◆ AUSGANGSTEXT ◆
St. Pauli

Mann klagt wegen "racial profiling" durch Polizei Hamburg

| Lesedauer: 3 Minuten
Musste Barakat H. rassistische Kontrollen erdulden? (Symbolbild)

Musste Barakat H. rassistische Kontrollen erdulden? (Symbolbild)

Foto: Paul Zinken / dpa

Kläger aus Togo sieht sich in drei Fällen zu Unrecht von der Polizei überprüft. Einer wurde am Mittwoch vor Gericht verhandelt.

Hamburg.  Barakat H. fühlt zu sich Unrecht von der Polizei kontrolliert. Deswegen steht die Hansestadt Hamburg vor Gericht. Drei Vorfälle aus den Jahren 2016, 2017 und 2018 werden seit Mittwoch verhandelt, und die drehen sich um angeblich „rassistisch motivierte“ Überprüfungen durch die Polizei. Der Vorsitzende Richter am Verwaltungsgericht, Axel Jackisch, will, so kündigte er zum Beginn des Prozesses an, „versuchen, zu einer vernünftigen Entscheidung zu kommen“.

„Rassistische Kontrollen“: Ein Fall kam zur Sprache

Tatsächlich kam am ersten Prozesstag nur eine der Kontrollen zur Sprache. Der Kläger aus Togo, eine Zeugin, bei der es sich um eine Nachbarin und diplomierte Sozialarbeiterin handelt, sowie zwei Polizisten konnten ihre Sicht der Dinge schildern. Flankiert wurde der Prozess von Unterstützern aus der linken Szene, die sich vor dem Haus der Gerichte am Lübeckertordamm postierten.

Die Wahrnehmungen der Beteiligten sind wie Feuer und Wasser. Sicher ist nur: Barakat H. wurde am 15. November 2016 an der Reeperbahn/Ecke Talstraße angehalten, als er mit dem Fahrrad über den Fußweg fuhr. Der Polizeibeamte Michael J. erlebte die Situation so: Der Fahrradfahrer fuhr durch eine Kontrolle, die gerade stattfand. Er stoppte ihn. Dabei musste er noch den Lenker packen, weil das Rad nicht so schnell zum Stehen kam. Dann sei ihm sofort und lautstark als Motivation Rassismus für das Anhalten des Radfahrers unterstellt worden. Eine ähnliche, wenn auch etwas abweichende Wahrnehmung hatte indes sein Kollege Jan S. Einig sind sich beide Polizisten, dass der Mann dermaßen aufgeregt war, dass ihnen „die Spucke entgegenflog“.

◆ DATENGRUNDLAGE ◆
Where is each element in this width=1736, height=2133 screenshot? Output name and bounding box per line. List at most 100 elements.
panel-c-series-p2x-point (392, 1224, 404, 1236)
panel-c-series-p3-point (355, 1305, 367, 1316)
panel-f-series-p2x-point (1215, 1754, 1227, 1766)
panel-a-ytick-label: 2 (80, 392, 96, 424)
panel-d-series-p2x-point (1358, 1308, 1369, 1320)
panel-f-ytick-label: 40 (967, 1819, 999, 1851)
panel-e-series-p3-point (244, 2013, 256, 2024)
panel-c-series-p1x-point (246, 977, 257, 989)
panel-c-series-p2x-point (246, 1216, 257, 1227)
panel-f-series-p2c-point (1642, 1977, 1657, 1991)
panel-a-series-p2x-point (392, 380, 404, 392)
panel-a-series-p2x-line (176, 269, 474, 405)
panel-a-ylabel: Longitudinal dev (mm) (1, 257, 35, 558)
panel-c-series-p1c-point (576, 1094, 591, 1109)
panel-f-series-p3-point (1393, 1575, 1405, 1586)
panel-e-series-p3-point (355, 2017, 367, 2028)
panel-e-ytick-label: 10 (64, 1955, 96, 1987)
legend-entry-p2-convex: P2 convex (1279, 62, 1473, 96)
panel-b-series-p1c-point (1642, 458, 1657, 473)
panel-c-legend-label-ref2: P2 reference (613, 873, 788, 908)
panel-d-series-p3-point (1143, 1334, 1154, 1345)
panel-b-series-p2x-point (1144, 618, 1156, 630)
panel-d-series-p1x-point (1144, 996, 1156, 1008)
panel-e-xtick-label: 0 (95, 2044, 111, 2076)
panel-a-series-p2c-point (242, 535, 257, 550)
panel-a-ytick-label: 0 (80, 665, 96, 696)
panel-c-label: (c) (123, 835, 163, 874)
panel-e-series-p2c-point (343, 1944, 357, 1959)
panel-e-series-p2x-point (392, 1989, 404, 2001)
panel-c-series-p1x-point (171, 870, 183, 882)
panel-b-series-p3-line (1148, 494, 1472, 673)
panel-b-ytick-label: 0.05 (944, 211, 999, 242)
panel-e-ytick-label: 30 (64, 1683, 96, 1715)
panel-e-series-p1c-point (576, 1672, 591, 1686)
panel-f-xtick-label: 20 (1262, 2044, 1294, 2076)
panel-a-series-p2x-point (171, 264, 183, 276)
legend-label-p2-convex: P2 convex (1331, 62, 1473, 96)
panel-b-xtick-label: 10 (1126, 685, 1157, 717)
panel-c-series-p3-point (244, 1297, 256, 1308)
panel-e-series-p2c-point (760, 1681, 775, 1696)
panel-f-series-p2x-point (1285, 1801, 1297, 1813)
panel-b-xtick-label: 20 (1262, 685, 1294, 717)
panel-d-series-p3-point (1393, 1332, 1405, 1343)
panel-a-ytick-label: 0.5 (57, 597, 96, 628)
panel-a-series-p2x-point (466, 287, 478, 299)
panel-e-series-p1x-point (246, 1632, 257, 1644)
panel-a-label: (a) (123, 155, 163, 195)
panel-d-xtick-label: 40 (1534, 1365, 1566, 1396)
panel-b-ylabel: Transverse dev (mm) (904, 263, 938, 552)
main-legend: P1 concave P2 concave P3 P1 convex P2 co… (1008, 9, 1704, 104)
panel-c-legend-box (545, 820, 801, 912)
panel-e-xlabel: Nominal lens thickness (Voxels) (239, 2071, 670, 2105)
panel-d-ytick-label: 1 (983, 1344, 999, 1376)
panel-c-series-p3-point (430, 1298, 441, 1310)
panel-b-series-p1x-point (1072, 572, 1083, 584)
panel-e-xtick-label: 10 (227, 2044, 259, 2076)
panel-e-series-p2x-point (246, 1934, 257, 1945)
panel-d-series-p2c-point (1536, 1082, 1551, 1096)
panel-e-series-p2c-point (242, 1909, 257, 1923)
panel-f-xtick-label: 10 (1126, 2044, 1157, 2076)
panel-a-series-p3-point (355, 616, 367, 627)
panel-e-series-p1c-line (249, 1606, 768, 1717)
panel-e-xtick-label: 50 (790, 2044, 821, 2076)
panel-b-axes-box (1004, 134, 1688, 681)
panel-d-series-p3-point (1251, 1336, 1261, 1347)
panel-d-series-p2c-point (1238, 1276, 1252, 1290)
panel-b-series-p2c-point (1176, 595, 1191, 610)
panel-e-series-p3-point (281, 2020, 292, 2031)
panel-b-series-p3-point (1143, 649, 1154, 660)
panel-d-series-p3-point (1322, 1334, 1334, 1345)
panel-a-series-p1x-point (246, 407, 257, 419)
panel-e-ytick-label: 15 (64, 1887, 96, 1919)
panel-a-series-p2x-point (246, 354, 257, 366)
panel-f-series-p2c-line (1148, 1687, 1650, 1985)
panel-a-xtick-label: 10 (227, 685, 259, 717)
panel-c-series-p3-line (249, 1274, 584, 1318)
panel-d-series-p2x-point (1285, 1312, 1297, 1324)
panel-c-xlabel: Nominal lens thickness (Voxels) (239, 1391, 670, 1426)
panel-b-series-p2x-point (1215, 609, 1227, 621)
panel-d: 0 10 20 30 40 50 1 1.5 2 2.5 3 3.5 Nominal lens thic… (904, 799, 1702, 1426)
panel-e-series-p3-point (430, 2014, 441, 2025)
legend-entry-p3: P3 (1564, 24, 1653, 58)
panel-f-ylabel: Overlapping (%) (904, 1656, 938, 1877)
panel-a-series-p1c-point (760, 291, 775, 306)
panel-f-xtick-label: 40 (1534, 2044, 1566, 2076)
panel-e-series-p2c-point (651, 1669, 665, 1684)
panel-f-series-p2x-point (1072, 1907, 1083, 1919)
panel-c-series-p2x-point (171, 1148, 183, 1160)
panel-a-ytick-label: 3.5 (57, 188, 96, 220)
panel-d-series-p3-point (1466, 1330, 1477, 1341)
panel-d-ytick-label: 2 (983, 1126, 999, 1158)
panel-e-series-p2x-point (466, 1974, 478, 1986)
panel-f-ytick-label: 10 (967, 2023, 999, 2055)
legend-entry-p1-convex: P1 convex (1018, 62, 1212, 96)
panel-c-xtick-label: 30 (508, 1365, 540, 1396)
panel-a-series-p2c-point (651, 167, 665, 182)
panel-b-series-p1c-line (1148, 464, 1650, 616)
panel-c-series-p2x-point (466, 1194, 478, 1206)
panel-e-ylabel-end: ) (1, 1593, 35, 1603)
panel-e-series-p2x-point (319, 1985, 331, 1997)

◆ AUFGABENSTELLUNG ◆
Führen Sie den Zeitungsartikel über die Klage wegen „racial profiling“ gegen die Hamburger Polizei im Anschluss an seinen letzten Satz fort.

◆ ANTWORT ◆
Nachbarin empfand Anlegen von Handschellen als „krass“ und „sehr gewaltsam“

Mit auf die Wache genommen wurde Barakat H., weil der Verdacht des illegalen Aufenthalts bestand und sich der Mann um die Feststellung seiner Personalien drücken wollte. Vom lautstark geäußerten Vorwurf der „rassistischen Kontrolle“ gegenüber den Polizisten will die Nachbarin von Barakat H. allerdings mitbekommen haben. Sie sagte aus, das Barakat H. die ganze Zeit seine Papiere zeigen wollte – aber ignoriert worden sei. Dass dem Mann schließlich Handschellen angelegt wurden, empfand die Zeugin als „krass“ und „sehr gewaltsam“. Barakat H. selbst sagte, dass er nicht aufgehalten und kontrolliert werden wollte, weil er hungrig, das Wetter schlecht und ihm kalt gewesen sei. Er habe die Überprüfung als „rassistische Kontrolle“ empfunden und das auch mitgeteilt.

Zwei weitere Überprüfungen des Mannes, die er als „rassistisch“ einstuft, stehen noch auf der Verhandlungsliste. Bei einer vierten Überprüfung ist eine außergerichtliche Einigung erzielt worden, weil die Beamten den Grund der Kontrolle nicht benennen konnten. Die Stadt erkannte die Unrechtmäßigkeit an. Gegen zwei andere Überprüfungen klagt der Mann nicht. In diesen beiden Fällen waren gegen ihn Strafverfahren wegen Drogenbesitzes eingeleitet worden, weil er laut Polizei kleinere Mengen Marihuana bei sich gehabt hatte.